## Task inputs
##########
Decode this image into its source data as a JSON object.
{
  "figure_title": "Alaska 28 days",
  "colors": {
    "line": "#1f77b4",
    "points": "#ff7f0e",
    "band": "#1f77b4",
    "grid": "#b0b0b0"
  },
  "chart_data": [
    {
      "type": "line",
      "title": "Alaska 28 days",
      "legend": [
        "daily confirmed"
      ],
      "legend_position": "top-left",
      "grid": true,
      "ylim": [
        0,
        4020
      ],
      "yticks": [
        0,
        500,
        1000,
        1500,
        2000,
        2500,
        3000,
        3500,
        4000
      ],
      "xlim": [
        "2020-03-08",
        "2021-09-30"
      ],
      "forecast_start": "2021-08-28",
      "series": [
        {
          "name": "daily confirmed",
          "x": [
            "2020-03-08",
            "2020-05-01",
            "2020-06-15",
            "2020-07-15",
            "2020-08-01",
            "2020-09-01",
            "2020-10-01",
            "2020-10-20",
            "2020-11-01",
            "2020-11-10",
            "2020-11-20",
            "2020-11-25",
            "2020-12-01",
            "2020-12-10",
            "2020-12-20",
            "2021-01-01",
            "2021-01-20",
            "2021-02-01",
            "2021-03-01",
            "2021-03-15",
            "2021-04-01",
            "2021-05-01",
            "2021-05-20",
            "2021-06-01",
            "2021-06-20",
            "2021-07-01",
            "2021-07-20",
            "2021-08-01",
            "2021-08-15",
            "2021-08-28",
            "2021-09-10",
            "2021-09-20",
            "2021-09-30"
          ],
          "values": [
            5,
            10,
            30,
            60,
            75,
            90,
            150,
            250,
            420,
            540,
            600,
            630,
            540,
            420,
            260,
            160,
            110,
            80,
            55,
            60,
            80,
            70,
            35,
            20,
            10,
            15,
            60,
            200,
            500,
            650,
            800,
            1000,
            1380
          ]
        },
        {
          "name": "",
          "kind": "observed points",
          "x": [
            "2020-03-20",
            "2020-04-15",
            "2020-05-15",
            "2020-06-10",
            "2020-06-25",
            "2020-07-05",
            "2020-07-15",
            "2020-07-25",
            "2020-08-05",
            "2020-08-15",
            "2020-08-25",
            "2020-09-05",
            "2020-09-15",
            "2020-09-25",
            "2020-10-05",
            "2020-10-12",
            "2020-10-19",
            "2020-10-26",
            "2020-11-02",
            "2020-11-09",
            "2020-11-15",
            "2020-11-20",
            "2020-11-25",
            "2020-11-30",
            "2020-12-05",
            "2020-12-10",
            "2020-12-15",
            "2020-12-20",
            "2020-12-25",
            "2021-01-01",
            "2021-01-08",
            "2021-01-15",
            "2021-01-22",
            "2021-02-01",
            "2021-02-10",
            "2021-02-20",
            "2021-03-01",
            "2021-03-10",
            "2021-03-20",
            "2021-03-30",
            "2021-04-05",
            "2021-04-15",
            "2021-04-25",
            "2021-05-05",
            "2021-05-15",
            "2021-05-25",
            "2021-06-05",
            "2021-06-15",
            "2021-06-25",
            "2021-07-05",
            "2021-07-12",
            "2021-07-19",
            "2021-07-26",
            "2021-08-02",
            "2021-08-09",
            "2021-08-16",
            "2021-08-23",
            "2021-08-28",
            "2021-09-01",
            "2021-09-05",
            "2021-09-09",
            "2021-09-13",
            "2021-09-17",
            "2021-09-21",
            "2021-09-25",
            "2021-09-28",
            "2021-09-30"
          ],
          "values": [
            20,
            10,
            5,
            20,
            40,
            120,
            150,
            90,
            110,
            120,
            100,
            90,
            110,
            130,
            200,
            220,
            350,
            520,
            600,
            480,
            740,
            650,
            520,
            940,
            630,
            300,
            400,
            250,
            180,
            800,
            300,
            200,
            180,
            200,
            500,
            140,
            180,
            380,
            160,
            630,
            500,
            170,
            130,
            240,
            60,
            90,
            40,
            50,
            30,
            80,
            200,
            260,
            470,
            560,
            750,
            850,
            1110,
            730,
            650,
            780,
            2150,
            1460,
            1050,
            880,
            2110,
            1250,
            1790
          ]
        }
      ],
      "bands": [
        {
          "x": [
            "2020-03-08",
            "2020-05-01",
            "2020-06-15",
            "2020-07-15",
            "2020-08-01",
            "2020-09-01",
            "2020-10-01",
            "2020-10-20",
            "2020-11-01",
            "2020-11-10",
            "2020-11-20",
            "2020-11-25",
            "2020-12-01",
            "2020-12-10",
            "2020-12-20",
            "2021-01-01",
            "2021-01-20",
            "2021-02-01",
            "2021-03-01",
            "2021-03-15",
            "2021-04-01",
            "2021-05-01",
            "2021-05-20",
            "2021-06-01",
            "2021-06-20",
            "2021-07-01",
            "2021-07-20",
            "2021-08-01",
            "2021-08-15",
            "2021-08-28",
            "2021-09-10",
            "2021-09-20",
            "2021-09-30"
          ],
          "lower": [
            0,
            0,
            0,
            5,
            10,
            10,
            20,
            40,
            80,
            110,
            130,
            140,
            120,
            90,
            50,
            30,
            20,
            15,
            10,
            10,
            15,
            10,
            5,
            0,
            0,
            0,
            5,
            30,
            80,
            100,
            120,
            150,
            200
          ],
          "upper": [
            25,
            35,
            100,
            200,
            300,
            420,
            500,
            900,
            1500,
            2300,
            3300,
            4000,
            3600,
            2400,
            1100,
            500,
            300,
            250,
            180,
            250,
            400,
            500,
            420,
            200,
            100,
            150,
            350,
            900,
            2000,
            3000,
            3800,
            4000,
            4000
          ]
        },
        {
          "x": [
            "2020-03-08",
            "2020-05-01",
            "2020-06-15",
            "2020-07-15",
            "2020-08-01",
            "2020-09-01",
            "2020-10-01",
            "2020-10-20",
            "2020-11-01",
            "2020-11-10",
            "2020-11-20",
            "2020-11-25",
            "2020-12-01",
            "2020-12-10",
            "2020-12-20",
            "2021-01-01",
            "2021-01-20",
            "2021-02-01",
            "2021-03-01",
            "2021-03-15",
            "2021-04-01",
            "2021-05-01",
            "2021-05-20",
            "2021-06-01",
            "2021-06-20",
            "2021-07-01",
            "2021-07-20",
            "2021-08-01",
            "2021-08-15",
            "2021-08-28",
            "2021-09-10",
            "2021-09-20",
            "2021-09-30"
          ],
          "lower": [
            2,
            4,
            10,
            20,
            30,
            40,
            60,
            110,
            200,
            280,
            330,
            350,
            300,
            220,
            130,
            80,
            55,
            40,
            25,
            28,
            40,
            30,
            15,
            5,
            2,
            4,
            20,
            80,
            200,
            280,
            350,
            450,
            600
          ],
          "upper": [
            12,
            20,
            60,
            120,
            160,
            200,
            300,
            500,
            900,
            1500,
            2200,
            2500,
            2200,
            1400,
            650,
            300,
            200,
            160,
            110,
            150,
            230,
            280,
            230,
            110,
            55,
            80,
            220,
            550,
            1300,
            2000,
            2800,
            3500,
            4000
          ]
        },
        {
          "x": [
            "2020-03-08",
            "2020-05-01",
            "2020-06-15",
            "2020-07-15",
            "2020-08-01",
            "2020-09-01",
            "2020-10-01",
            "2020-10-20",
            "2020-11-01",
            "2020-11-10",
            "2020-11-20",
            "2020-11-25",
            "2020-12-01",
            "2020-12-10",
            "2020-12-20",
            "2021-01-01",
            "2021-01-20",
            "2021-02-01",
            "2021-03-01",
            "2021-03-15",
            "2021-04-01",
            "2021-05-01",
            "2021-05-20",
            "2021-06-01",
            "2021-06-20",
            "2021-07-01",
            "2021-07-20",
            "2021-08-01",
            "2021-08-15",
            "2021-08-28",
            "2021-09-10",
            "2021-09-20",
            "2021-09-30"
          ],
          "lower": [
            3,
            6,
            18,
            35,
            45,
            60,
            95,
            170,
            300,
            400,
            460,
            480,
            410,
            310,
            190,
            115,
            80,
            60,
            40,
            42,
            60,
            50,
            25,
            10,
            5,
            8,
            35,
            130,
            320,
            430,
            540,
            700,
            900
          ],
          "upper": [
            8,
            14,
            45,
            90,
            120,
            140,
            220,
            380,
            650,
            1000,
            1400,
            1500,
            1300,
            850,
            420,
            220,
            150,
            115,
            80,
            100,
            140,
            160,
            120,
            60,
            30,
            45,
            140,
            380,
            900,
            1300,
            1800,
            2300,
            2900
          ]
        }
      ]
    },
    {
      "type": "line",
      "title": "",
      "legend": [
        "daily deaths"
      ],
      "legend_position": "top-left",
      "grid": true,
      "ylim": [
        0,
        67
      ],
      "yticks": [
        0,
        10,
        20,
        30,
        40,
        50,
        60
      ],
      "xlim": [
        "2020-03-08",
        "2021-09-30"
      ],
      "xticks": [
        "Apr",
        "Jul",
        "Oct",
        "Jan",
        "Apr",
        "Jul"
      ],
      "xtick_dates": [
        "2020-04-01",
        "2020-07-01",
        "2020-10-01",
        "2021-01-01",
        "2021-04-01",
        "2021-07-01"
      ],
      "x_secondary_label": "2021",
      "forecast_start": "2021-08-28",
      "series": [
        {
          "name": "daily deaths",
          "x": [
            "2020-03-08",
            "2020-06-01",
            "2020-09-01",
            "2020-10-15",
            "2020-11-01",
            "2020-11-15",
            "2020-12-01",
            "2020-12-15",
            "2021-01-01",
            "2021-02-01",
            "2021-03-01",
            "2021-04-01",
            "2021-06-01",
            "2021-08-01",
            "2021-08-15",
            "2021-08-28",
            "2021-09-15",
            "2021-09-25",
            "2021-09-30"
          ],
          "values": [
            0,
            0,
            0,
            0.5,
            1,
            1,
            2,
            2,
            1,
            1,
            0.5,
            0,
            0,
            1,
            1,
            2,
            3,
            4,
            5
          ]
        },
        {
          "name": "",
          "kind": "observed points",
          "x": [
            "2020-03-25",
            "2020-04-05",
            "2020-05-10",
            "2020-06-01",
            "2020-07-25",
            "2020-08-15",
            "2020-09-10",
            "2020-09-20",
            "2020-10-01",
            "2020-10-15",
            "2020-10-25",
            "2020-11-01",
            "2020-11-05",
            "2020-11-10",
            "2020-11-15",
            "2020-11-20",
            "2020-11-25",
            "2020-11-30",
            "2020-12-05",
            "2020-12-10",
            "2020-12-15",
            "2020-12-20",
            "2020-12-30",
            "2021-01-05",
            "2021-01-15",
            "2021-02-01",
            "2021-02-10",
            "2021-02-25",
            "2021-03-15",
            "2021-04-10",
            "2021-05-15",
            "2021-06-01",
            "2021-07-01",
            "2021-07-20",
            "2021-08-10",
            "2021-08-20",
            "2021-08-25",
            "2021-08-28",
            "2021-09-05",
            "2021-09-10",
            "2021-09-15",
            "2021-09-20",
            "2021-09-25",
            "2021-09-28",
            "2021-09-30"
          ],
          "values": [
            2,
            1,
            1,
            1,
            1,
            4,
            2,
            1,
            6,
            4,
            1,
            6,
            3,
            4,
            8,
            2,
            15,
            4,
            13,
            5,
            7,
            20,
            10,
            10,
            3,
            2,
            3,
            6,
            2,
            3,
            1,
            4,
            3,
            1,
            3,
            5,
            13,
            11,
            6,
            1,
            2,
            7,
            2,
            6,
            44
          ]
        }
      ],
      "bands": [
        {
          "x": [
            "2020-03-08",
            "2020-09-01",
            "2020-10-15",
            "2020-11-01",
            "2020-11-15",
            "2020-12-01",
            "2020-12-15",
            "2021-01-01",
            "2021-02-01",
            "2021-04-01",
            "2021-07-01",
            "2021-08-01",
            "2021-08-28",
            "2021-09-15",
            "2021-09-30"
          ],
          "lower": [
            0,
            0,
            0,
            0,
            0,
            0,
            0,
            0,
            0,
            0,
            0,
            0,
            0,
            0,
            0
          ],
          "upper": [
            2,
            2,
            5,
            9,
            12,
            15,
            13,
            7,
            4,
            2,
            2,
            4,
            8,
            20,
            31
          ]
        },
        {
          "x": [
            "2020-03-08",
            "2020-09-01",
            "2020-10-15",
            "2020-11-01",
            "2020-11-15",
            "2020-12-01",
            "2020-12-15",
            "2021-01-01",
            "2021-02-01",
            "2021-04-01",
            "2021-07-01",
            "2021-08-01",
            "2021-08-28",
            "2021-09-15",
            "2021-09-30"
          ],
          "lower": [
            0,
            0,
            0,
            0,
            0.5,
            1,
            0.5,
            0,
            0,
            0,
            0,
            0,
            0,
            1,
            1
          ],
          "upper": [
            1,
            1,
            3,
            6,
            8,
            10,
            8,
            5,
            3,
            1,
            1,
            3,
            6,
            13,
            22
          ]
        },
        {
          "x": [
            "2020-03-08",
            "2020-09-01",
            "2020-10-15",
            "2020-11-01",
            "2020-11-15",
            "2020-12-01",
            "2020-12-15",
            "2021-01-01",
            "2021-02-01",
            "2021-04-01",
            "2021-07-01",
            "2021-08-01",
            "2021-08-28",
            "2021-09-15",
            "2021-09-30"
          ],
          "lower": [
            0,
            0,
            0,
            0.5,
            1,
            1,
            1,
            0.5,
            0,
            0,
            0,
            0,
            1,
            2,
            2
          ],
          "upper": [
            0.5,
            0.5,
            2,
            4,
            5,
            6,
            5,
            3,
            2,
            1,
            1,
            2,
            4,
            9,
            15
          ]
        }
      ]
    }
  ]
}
##########
## Goal of the exercise
Copy each line of the records that contains the word "daily".

## Task answer
        "daily confirmed"
          "name": "daily confirmed",
        "daily deaths"
          "name": "daily deaths",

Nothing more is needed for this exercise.